Data items
┄┄┄┄┄┄┄┄┄┄┄┄┄┄┄┄┄┄┄┄
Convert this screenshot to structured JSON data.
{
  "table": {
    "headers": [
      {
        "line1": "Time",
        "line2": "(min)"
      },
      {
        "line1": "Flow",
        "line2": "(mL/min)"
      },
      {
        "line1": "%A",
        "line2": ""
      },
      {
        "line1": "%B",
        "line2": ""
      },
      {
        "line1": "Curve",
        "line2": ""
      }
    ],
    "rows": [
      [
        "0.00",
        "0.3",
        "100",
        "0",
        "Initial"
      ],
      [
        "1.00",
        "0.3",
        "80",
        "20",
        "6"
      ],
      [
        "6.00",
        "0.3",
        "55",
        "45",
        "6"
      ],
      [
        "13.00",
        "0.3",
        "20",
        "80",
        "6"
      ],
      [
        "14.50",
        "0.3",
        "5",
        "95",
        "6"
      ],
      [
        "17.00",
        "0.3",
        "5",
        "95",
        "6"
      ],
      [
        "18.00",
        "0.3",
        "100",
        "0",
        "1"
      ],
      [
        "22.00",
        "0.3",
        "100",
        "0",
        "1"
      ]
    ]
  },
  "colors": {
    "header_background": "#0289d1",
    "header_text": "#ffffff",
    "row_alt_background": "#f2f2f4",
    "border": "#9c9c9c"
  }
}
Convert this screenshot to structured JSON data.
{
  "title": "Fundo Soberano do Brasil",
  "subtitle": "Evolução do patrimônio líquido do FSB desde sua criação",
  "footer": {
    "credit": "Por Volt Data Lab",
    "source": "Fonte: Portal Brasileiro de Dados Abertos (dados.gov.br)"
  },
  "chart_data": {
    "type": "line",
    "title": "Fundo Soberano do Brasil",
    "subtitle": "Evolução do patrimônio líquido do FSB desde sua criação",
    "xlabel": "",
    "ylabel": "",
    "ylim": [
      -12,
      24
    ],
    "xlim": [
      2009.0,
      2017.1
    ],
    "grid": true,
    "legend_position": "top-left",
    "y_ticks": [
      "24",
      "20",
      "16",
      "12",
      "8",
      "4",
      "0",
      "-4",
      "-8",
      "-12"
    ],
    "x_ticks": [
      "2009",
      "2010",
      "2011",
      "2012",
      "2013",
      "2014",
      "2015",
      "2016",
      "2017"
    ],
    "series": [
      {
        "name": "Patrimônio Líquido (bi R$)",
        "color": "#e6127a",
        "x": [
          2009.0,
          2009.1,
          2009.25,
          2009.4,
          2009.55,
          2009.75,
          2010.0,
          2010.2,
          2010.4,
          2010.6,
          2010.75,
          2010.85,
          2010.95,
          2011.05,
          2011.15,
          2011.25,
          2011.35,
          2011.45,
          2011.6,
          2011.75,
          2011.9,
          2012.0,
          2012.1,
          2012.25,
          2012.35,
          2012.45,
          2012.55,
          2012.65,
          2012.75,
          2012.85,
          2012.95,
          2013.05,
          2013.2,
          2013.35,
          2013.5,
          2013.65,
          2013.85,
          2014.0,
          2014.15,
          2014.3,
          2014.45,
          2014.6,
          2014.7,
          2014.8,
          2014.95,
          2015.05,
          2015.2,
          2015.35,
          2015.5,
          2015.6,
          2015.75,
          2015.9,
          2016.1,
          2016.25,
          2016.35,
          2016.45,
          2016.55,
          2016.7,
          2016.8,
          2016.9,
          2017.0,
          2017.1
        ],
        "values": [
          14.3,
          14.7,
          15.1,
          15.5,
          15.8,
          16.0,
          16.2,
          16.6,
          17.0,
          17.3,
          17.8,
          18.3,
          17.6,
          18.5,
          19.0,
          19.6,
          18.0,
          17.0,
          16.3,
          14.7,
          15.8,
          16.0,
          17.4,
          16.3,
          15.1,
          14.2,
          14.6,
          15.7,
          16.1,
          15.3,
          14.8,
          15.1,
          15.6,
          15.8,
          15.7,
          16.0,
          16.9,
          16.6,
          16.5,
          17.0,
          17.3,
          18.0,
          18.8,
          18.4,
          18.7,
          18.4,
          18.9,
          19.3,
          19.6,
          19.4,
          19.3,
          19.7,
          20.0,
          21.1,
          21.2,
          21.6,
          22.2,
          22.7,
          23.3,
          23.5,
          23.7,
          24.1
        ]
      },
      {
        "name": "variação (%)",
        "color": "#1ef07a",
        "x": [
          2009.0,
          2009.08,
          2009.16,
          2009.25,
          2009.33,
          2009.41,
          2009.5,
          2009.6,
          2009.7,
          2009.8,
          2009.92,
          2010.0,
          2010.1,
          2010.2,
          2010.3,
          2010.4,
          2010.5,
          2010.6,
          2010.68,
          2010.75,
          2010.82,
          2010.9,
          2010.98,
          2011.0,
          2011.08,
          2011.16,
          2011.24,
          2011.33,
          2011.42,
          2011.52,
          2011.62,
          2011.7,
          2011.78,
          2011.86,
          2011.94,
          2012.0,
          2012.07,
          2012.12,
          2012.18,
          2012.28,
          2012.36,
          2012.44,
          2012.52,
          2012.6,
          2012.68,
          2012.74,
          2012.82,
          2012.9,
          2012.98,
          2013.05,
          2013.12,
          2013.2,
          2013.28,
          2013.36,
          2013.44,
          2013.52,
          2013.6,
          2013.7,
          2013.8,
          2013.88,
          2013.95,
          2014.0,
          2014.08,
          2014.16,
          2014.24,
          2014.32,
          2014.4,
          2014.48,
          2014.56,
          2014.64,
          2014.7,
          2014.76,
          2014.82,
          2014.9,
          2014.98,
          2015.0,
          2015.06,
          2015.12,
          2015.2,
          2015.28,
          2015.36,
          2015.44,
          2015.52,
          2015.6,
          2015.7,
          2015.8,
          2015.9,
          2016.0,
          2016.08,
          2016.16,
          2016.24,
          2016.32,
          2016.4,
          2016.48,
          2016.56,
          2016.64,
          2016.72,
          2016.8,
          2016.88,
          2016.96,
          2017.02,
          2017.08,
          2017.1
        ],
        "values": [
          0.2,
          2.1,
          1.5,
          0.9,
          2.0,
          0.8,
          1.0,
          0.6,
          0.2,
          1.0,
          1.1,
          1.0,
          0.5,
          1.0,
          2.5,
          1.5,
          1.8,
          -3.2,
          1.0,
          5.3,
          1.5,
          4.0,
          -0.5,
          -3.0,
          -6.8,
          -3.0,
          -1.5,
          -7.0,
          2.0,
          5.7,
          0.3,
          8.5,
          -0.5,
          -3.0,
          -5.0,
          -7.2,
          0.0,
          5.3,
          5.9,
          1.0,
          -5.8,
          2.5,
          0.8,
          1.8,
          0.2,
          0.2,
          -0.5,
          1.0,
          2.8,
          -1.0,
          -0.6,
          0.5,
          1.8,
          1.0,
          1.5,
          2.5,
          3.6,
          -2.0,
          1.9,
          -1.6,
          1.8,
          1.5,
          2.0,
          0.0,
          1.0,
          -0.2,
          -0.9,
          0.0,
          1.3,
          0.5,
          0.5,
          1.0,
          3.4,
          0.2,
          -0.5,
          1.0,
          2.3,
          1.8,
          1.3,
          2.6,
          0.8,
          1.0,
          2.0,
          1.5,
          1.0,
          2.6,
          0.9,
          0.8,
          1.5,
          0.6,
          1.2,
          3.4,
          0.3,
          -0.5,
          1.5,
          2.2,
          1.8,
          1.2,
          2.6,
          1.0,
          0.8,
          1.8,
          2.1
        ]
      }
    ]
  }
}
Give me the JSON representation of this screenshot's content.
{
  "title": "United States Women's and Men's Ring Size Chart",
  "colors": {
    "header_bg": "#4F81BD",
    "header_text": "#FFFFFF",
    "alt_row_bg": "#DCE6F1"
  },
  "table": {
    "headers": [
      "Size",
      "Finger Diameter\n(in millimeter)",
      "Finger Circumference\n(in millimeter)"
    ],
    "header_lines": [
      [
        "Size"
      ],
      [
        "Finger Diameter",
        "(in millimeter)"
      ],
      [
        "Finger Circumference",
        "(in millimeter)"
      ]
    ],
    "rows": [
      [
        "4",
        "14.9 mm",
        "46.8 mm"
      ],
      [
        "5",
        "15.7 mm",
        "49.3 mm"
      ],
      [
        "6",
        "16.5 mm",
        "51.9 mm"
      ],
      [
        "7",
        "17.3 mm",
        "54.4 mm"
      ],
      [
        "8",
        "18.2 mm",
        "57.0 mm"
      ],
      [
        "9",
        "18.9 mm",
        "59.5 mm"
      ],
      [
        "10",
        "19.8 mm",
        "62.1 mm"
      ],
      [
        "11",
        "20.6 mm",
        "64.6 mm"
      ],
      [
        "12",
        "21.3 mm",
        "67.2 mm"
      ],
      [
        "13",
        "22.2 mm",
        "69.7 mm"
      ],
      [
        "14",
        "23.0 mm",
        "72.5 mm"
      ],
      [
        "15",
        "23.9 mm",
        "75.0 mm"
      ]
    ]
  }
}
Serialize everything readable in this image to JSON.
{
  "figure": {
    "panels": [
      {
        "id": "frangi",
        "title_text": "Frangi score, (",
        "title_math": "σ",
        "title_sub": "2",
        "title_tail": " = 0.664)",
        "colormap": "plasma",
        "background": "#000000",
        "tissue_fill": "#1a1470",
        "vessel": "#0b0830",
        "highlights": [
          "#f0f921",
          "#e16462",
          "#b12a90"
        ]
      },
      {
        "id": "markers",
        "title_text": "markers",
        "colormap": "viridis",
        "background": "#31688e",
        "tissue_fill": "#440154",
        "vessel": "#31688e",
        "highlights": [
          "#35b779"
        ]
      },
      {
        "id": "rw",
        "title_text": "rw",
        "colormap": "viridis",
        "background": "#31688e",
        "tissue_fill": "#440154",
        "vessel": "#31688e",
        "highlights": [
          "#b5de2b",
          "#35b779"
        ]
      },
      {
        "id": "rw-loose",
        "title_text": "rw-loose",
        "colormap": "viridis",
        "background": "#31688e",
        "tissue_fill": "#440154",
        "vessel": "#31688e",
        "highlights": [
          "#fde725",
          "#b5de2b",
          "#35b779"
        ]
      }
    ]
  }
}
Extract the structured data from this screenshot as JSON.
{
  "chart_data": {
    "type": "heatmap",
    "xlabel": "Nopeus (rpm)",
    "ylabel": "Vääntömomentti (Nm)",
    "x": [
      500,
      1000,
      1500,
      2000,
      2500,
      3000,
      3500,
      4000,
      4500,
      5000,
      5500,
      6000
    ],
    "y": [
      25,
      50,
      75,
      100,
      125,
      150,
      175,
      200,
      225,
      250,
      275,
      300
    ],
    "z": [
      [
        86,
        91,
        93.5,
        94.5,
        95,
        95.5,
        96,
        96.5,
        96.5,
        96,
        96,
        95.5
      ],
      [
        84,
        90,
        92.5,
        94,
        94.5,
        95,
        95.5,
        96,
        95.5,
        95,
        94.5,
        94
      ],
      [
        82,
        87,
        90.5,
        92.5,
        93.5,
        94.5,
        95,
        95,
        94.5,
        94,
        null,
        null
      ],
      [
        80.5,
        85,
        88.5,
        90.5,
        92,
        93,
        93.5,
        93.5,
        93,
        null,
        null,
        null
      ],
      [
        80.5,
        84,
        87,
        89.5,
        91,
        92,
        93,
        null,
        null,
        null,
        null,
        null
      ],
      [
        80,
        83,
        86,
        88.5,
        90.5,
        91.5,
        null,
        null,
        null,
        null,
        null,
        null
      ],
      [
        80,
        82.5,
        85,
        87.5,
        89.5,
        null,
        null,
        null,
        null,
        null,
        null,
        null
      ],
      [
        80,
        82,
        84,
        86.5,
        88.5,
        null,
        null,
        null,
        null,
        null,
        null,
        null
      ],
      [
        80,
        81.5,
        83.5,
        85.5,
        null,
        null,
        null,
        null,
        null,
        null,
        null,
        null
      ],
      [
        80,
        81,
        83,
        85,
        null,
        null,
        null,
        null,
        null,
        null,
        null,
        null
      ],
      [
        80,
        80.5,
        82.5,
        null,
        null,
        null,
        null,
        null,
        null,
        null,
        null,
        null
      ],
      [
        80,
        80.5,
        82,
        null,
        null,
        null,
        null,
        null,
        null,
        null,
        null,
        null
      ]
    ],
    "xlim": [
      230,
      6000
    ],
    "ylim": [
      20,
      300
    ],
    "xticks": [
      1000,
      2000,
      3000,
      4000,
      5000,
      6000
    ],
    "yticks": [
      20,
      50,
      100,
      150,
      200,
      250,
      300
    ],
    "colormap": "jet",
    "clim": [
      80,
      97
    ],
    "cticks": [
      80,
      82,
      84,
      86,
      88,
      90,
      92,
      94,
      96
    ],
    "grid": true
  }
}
┄┄┄┄┄┄┄┄┄┄┄┄┄┄┄┄┄┄┄┄
**Required task:**
Scan the data above and copy every line with "millimeter" in it.

**Final answer:**
      "Finger Diameter\n(in millimeter)",
      "Finger Circumference\n(in millimeter)"
        "(in millimeter)"
        "(in millimeter)"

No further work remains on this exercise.